题目要求 —
将下列全部记录逐行改写成编号列表，空行不计入。

原始材料 —
* * * * *
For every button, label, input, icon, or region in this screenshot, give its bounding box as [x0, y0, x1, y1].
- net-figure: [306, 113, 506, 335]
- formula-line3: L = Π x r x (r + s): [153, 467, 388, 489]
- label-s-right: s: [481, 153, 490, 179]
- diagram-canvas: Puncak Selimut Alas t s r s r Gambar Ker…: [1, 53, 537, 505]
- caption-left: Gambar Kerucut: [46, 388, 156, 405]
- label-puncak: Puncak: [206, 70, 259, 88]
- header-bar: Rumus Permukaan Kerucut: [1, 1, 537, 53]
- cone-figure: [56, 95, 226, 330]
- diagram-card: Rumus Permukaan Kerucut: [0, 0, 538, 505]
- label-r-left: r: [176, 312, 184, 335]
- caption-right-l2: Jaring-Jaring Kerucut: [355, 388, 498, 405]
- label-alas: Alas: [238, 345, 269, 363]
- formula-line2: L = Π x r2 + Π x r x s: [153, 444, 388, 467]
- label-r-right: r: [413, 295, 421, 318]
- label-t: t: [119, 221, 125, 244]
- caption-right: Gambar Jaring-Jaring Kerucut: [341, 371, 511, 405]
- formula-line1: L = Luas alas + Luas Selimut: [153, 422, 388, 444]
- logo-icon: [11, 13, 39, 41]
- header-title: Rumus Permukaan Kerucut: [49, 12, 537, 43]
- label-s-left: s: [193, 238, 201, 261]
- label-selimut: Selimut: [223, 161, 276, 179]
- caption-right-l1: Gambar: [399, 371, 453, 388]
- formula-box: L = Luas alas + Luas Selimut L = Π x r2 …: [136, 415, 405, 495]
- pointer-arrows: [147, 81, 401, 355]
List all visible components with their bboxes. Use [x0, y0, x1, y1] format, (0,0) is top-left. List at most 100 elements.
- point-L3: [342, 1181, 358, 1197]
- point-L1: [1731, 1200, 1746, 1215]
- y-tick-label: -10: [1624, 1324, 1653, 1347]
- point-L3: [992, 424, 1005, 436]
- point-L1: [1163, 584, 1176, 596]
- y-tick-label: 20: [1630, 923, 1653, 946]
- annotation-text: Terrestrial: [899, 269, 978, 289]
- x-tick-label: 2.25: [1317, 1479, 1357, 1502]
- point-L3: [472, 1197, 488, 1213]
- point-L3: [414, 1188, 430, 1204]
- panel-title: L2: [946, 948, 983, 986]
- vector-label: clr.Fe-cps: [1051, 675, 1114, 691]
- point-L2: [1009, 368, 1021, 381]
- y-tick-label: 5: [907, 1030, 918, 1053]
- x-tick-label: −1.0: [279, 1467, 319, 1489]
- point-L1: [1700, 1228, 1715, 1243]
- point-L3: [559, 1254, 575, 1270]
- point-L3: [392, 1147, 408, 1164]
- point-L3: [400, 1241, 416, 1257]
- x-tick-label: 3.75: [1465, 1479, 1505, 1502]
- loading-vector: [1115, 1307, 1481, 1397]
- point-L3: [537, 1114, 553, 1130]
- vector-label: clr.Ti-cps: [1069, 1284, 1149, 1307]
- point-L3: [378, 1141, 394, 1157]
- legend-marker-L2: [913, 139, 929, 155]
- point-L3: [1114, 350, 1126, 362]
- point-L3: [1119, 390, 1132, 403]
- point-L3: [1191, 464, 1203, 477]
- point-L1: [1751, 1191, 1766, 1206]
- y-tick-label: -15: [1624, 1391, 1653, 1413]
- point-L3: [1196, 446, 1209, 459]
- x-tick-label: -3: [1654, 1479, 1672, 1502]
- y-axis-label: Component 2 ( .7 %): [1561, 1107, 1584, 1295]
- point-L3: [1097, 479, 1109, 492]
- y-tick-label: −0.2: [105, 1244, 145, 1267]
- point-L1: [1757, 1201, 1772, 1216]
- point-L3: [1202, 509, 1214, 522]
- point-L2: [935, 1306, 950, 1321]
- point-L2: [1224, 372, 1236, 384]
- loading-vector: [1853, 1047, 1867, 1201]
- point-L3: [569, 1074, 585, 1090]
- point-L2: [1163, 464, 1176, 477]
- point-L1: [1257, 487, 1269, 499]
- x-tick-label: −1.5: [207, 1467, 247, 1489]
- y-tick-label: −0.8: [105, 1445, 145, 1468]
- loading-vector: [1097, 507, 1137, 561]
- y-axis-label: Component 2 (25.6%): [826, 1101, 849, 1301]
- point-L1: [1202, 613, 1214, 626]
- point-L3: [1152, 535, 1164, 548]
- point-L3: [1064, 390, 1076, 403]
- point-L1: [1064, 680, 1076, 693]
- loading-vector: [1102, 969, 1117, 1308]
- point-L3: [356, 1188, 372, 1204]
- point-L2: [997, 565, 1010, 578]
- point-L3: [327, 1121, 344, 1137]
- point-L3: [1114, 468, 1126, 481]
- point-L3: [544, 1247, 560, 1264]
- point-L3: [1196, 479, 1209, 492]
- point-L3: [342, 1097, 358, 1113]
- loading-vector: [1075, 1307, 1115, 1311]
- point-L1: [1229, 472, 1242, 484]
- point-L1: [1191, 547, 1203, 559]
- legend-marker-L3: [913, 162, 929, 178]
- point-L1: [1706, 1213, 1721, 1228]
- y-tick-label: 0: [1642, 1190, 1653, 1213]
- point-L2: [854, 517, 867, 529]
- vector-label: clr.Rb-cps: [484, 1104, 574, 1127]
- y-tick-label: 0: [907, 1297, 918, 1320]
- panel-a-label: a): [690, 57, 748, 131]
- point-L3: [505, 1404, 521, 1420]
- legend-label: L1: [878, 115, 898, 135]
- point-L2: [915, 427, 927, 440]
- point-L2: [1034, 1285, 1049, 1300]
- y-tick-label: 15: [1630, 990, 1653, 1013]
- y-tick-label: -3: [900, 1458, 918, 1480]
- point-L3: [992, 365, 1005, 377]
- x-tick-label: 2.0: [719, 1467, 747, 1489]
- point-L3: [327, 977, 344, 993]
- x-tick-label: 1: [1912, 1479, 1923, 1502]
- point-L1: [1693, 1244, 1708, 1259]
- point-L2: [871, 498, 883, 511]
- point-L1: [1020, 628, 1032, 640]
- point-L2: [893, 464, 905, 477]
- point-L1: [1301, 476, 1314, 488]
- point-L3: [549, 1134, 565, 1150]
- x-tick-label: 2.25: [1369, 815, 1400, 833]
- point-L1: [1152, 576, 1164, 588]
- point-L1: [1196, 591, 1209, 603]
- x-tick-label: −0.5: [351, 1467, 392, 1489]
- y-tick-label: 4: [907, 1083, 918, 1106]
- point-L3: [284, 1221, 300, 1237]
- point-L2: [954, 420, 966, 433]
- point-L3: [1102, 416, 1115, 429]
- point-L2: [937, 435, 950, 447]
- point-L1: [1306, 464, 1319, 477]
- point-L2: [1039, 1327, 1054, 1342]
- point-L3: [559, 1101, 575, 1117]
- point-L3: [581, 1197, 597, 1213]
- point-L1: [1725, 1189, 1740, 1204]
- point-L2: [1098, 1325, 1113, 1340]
* * * * *
参考答案 —
1. For every button, label, input, icon, or region in this screenshot, give its bounding box as [x0, y0, x1, y1].
2. - net-figure: [306, 113, 506, 335]
3. - formula-line3: L = Π x r x (r + s): [153, 467, 388, 489]
4. - label-s-right: s: [481, 153, 490, 179]
5. - diagram-canvas: Puncak Selimut Alas t s r s r Gambar Ker…: [1, 53, 537, 505]
6. - caption-left: Gambar Kerucut: [46, 388, 156, 405]
7. - label-puncak: Puncak: [206, 70, 259, 88]
8. - header-bar: Rumus Permukaan Kerucut: [1, 1, 537, 53]
9. - cone-figure: [56, 95, 226, 330]
10. - diagram-card: Rumus Permukaan Kerucut: [0, 0, 538, 505]
11. - label-r-left: r: [176, 312, 184, 335]
12. - caption-right-l2: Jaring-Jaring Kerucut: [355, 388, 498, 405]
13. - label-alas: Alas: [238, 345, 269, 363]
14. - formula-line2: L = Π x r2 + Π x r x s: [153, 444, 388, 467]
15. - label-r-right: r: [413, 295, 421, 318]
16. - label-t: t: [119, 221, 125, 244]
17. - caption-right: Gambar Jaring-Jaring Kerucut: [341, 371, 511, 405]
18. - formula-line1: L = Luas alas + Luas Selimut: [153, 422, 388, 444]
19. - logo-icon: [11, 13, 39, 41]
20. - header-title: Rumus Permukaan Kerucut: [49, 12, 537, 43]
21. - label-s-left: s: [193, 238, 201, 261]
22. - label-selimut: Selimut: [223, 161, 276, 179]
23. - caption-right-l1: Gambar: [399, 371, 453, 388]
24. - formula-box: L = Luas alas + Luas Selimut L = Π x r2 …: [136, 415, 405, 495]
25. - pointer-arrows: [147, 81, 401, 355]
26. List all visible components with their bboxes. Use [x0, y0, x1, y1] format, (0,0) is top-left. List at most 100 elements.
27. - point-L3: [342, 1181, 358, 1197]
28. - point-L1: [1731, 1200, 1746, 1215]
29. - y-tick-label: -10: [1624, 1324, 1653, 1347]
30. - point-L3: [992, 424, 1005, 436]
31. - point-L1: [1163, 584, 1176, 596]
32. - y-tick-label: 20: [1630, 923, 1653, 946]
33. - annotation-text: Terrestrial: [899, 269, 978, 289]
34. - x-tick-label: 2.25: [1317, 1479, 1357, 1502]
35. - point-L3: [472, 1197, 488, 1213]
36. - point-L3: [414, 1188, 430, 1204]
37. - panel-title: L2: [946, 948, 983, 986]
38. - vector-label: clr.Fe-cps: [1051, 675, 1114, 691]
39. - point-L2: [1009, 368, 1021, 381]
40. - y-tick-label: 5: [907, 1030, 918, 1053]
41. - x-tick-label: −1.0: [279, 1467, 319, 1489]
42. - point-L1: [1700, 1228, 1715, 1243]
43. - point-L3: [559, 1254, 575, 1270]
44. - point-L3: [392, 1147, 408, 1164]
45. - point-L3: [400, 1241, 416, 1257]
46. - x-tick-label: 3.75: [1465, 1479, 1505, 1502]
47. - loading-vector: [1115, 1307, 1481, 1397]
48. - point-L3: [537, 1114, 553, 1130]
49. - vector-label: clr.Ti-cps: [1069, 1284, 1149, 1307]
50. - point-L3: [378, 1141, 394, 1157]
51. - legend-marker-L2: [913, 139, 929, 155]
52. - point-L3: [1114, 350, 1126, 362]
53. - point-L3: [1119, 390, 1132, 403]
54. - point-L3: [1191, 464, 1203, 477]
55. - point-L1: [1751, 1191, 1766, 1206]
56. - y-tick-label: -15: [1624, 1391, 1653, 1413]
57. - point-L3: [1196, 446, 1209, 459]
58. - x-tick-label: -3: [1654, 1479, 1672, 1502]
59. - y-axis-label: Component 2 ( .7 %): [1561, 1107, 1584, 1295]
60. - point-L3: [1097, 479, 1109, 492]
61. - y-tick-label: −0.2: [105, 1244, 145, 1267]
62. - point-L1: [1757, 1201, 1772, 1216]
63. - point-L3: [1202, 509, 1214, 522]
64. - point-L2: [935, 1306, 950, 1321]
65. - point-L2: [1224, 372, 1236, 384]
66. - loading-vector: [1853, 1047, 1867, 1201]
67. - point-L3: [569, 1074, 585, 1090]
68. - point-L2: [1163, 464, 1176, 477]
69. - point-L1: [1257, 487, 1269, 499]
70. - x-tick-label: −1.5: [207, 1467, 247, 1489]
71. - y-tick-label: −0.8: [105, 1445, 145, 1468]
72. - loading-vector: [1097, 507, 1137, 561]
73. - y-axis-label: Component 2 (25.6%): [826, 1101, 849, 1301]
74. - point-L1: [1202, 613, 1214, 626]
75. - point-L3: [1152, 535, 1164, 548]
76. - point-L3: [1064, 390, 1076, 403]
77. - point-L1: [1064, 680, 1076, 693]
78. - loading-vector: [1102, 969, 1117, 1308]
79. - point-L3: [356, 1188, 372, 1204]
80. - point-L2: [997, 565, 1010, 578]
81. - point-L3: [327, 1121, 344, 1137]
82. - point-L3: [1114, 468, 1126, 481]
83. - point-L3: [544, 1247, 560, 1264]
84. - point-L3: [1196, 479, 1209, 492]
85. - point-L3: [342, 1097, 358, 1113]
86. - loading-vector: [1075, 1307, 1115, 1311]
87. - point-L1: [1229, 472, 1242, 484]
88. - point-L1: [1191, 547, 1203, 559]
89. - legend-marker-L3: [913, 162, 929, 178]
90. - point-L1: [1706, 1213, 1721, 1228]
91. - y-tick-label: 0: [1642, 1190, 1653, 1213]
92. - point-L2: [854, 517, 867, 529]
93. - vector-label: clr.Rb-cps: [484, 1104, 574, 1127]
94. - y-tick-label: 0: [907, 1297, 918, 1320]
95. - panel-a-label: a): [690, 57, 748, 131]
96. - point-L3: [505, 1404, 521, 1420]
97. - legend-label: L1: [878, 115, 898, 135]
98. - point-L2: [915, 427, 927, 440]
99. - point-L2: [1034, 1285, 1049, 1300]
100. - y-tick-label: 15: [1630, 990, 1653, 1013]
101. - y-tick-label: -3: [900, 1458, 918, 1480]
102. - point-L3: [992, 365, 1005, 377]
103. - x-tick-label: 2.0: [719, 1467, 747, 1489]
104. - point-L3: [327, 977, 344, 993]
105. - x-tick-label: 1: [1912, 1479, 1923, 1502]
106. - point-L1: [1693, 1244, 1708, 1259]
107. - point-L2: [871, 498, 883, 511]
108. - point-L1: [1020, 628, 1032, 640]
109. - point-L2: [893, 464, 905, 477]
110. - point-L1: [1301, 476, 1314, 488]
111. - point-L3: [549, 1134, 565, 1150]
112. - x-tick-label: 2.25: [1369, 815, 1400, 833]
113. - point-L1: [1152, 576, 1164, 588]
114. - point-L1: [1196, 591, 1209, 603]
115. - x-tick-label: −0.5: [351, 1467, 392, 1489]
116. - y-tick-label: 4: [907, 1083, 918, 1106]
117. - point-L3: [284, 1221, 300, 1237]
118. - point-L2: [954, 420, 966, 433]
119. - point-L3: [1102, 416, 1115, 429]
120. - point-L2: [937, 435, 950, 447]
121. - point-L1: [1306, 464, 1319, 477]
122. - point-L2: [1039, 1327, 1054, 1342]
123. - point-L3: [559, 1101, 575, 1117]
124. - point-L3: [581, 1197, 597, 1213]
125. - point-L1: [1725, 1189, 1740, 1204]
126. - point-L2: [1098, 1325, 1113, 1340]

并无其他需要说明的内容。